▶ Task to carry out: Could you give the data below again, exactly and completely?

▶ Material:
··········

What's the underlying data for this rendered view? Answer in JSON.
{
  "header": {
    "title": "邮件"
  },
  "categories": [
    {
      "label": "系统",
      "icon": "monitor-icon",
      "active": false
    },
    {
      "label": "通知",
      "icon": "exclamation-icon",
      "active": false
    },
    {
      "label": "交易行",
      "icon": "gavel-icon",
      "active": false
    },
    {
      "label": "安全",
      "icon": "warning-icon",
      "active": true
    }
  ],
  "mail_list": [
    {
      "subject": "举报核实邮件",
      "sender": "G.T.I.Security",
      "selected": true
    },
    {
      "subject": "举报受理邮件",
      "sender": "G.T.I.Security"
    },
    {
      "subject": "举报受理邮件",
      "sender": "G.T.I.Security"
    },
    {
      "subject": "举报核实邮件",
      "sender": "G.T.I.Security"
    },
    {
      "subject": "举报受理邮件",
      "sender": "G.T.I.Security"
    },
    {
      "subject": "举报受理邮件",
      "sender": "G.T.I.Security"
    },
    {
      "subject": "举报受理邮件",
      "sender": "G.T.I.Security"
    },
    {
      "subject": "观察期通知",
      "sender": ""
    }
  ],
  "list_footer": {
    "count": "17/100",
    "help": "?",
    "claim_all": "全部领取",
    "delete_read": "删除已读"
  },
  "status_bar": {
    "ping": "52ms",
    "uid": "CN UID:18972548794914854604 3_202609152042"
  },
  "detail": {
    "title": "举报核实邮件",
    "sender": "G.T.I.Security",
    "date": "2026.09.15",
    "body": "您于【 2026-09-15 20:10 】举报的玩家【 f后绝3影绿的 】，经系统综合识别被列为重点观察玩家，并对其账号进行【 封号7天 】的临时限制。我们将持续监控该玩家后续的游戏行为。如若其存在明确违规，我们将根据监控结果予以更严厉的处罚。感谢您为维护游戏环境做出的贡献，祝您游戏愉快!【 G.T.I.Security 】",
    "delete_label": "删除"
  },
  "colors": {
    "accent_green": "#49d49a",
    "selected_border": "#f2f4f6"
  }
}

··········

▶ Exercise answer:
What's the underlying data for this rendered view? Answer in JSON.
{
  "header": {
    "title": "邮件"
  },
  "categories": [
    {
      "label": "系统",
      "icon": "monitor-icon",
      "active": false
    },
    {
      "label": "通知",
      "icon": "exclamation-icon",
      "active": false
    },
    {
      "label": "交易行",
      "icon": "gavel-icon",
      "active": false
    },
    {
      "label": "安全",
      "icon": "warning-icon",
      "active": true
    }
  ],
  "mail_list": [
    {
      "subject": "举报核实邮件",
      "sender": "G.T.I.Security",
      "selected": true
    },
    {
      "subject": "举报受理邮件",
      "sender": "G.T.I.Security"
    },
    {
      "subject": "举报受理邮件",
      "sender": "G.T.I.Security"
    },
    {
      "subject": "举报核实邮件",
      "sender": "G.T.I.Security"
    },
    {
      "subject": "举报受理邮件",
      "sender": "G.T.I.Security"
    },
    {
      "subject": "举报受理邮件",
      "sender": "G.T.I.Security"
    },
    {
      "subject": "举报受理邮件",
      "sender": "G.T.I.Security"
    },
    {
      "subject": "观察期通知",
      "sender": ""
    }
  ],
  "list_footer": {
    "count": "17/100",
    "help": "?",
    "claim_all": "全部领取",
    "delete_read": "删除已读"
  },
  "status_bar": {
    "ping": "52ms",
    "uid": "CN UID:18972548794914854604 3_202609152042"
  },
  "detail": {
    "title": "举报核实邮件",
    "sender": "G.T.I.Security",
    "date": "2026.09.15",
    "body": "您于【 2026-09-15 20:10 】举报的玩家【 f后绝3影绿的 】，经系统综合识别被列为重点观察玩家，并对其账号进行【 封号7天 】的临时限制。我们将持续监控该玩家后续的游戏行为。如若其存在明确违规，我们将根据监控结果予以更严厉的处罚。感谢您为维护游戏环境做出的贡献，祝您游戏愉快!【 G.T.I.Security 】",
    "delete_label": "删除"
  },
  "colors": {
    "accent_green": "#49d49a",
    "selected_border": "#f2f4f6"
  }
}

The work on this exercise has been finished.